WHAT IS REQUIRED ▸ Retype the material word for word.

DATASET CONTENT start

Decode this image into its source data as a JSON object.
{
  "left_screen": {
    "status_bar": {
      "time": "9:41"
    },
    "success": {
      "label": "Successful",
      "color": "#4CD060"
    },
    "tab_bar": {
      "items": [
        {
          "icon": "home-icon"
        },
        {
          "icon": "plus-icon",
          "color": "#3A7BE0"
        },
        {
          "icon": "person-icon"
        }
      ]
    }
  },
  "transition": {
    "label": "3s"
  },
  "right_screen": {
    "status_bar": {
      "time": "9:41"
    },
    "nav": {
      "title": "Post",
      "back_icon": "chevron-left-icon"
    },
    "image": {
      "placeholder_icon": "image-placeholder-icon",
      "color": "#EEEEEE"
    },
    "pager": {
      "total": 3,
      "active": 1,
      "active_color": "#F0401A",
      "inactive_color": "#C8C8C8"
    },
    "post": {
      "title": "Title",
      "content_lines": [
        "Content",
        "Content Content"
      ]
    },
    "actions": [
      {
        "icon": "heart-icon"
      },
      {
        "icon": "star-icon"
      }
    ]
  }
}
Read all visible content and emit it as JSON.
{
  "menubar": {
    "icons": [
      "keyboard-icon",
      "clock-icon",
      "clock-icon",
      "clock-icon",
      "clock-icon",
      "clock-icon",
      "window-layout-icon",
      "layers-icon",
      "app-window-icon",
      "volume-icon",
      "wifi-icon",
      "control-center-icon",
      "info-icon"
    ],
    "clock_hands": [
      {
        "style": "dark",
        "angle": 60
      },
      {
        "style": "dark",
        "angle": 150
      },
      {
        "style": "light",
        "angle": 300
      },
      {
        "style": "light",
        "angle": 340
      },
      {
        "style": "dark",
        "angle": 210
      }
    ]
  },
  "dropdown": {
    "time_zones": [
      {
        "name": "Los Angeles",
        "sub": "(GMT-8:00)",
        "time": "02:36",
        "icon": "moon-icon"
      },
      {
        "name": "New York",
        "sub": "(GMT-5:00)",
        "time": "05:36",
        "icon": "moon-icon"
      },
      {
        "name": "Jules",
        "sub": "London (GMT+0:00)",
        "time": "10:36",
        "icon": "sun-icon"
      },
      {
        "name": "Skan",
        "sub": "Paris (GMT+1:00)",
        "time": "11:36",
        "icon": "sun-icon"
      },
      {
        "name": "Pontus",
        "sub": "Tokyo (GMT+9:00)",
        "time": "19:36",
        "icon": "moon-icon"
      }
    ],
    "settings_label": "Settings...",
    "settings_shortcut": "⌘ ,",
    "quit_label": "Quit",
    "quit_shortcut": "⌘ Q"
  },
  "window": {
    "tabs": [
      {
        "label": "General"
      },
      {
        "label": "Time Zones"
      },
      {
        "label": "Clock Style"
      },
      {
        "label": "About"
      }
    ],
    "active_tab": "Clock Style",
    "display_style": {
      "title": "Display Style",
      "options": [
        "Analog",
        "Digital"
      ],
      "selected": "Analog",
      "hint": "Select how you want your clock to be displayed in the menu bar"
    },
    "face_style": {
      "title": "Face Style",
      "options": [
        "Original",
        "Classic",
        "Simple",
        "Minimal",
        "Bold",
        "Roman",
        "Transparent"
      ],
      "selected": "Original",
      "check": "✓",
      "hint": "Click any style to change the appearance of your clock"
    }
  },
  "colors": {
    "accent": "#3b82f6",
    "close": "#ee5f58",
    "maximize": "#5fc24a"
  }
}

DATASET CONTENT end

EXERCISE SOLUTION ▸
Decode this image into its source data as a JSON object.
{
  "left_screen": {
    "status_bar": {
      "time": "9:41"
    },
    "success": {
      "label": "Successful",
      "color": "#4CD060"
    },
    "tab_bar": {
      "items": [
        {
          "icon": "home-icon"
        },
        {
          "icon": "plus-icon",
          "color": "#3A7BE0"
        },
        {
          "icon": "person-icon"
        }
      ]
    }
  },
  "transition": {
    "label": "3s"
  },
  "right_screen": {
    "status_bar": {
      "time": "9:41"
    },
    "nav": {
      "title": "Post",
      "back_icon": "chevron-left-icon"
    },
    "image": {
      "placeholder_icon": "image-placeholder-icon",
      "color": "#EEEEEE"
    },
    "pager": {
      "total": 3,
      "active": 1,
      "active_color": "#F0401A",
      "inactive_color": "#C8C8C8"
    },
    "post": {
      "title": "Title",
      "content_lines": [
        "Content",
        "Content Content"
      ]
    },
    "actions": [
      {
        "icon": "heart-icon"
      },
      {
        "icon": "star-icon"
      }
    ]
  }
}
Read all visible content and emit it as JSON.
{
  "menubar": {
    "icons": [
      "keyboard-icon",
      "clock-icon",
      "clock-icon",
      "clock-icon",
      "clock-icon",
      "clock-icon",
      "window-layout-icon",
      "layers-icon",
      "app-window-icon",
      "volume-icon",
      "wifi-icon",
      "control-center-icon",
      "info-icon"
    ],
    "clock_hands": [
      {
        "style": "dark",
        "angle": 60
      },
      {
        "style": "dark",
        "angle": 150
      },
      {
        "style": "light",
        "angle": 300
      },
      {
        "style": "light",
        "angle": 340
      },
      {
        "style": "dark",
        "angle": 210
      }
    ]
  },
  "dropdown": {
    "time_zones": [
      {
        "name": "Los Angeles",
        "sub": "(GMT-8:00)",
        "time": "02:36",
        "icon": "moon-icon"
      },
      {
        "name": "New York",
        "sub": "(GMT-5:00)",
        "time": "05:36",
        "icon": "moon-icon"
      },
      {
        "name": "Jules",
        "sub": "London (GMT+0:00)",
        "time": "10:36",
        "icon": "sun-icon"
      },
      {
        "name": "Skan",
        "sub": "Paris (GMT+1:00)",
        "time": "11:36",
        "icon": "sun-icon"
      },
      {
        "name": "Pontus",
        "sub": "Tokyo (GMT+9:00)",
        "time": "19:36",
        "icon": "moon-icon"
      }
    ],
    "settings_label": "Settings...",
    "settings_shortcut": "⌘ ,",
    "quit_label": "Quit",
    "quit_shortcut": "⌘ Q"
  },
  "window": {
    "tabs": [
      {
        "label": "General"
      },
      {
        "label": "Time Zones"
      },
      {
        "label": "Clock Style"
      },
      {
        "label": "About"
      }
    ],
    "active_tab": "Clock Style",
    "display_style": {
      "title": "Display Style",
      "options": [
        "Analog",
        "Digital"
      ],
      "selected": "Analog",
      "hint": "Select how you want your clock to be displayed in the menu bar"
    },
    "face_style": {
      "title": "Face Style",
      "options": [
        "Original",
        "Classic",
        "Simple",
        "Minimal",
        "Bold",
        "Roman",
        "Transparent"
      ],
      "selected": "Original",
      "check": "✓",
      "hint": "Click any style to change the appearance of your clock"
    }
  },
  "colors": {
    "accent": "#3b82f6",
    "close": "#ee5f58",
    "maximize": "#5fc24a"
  }
}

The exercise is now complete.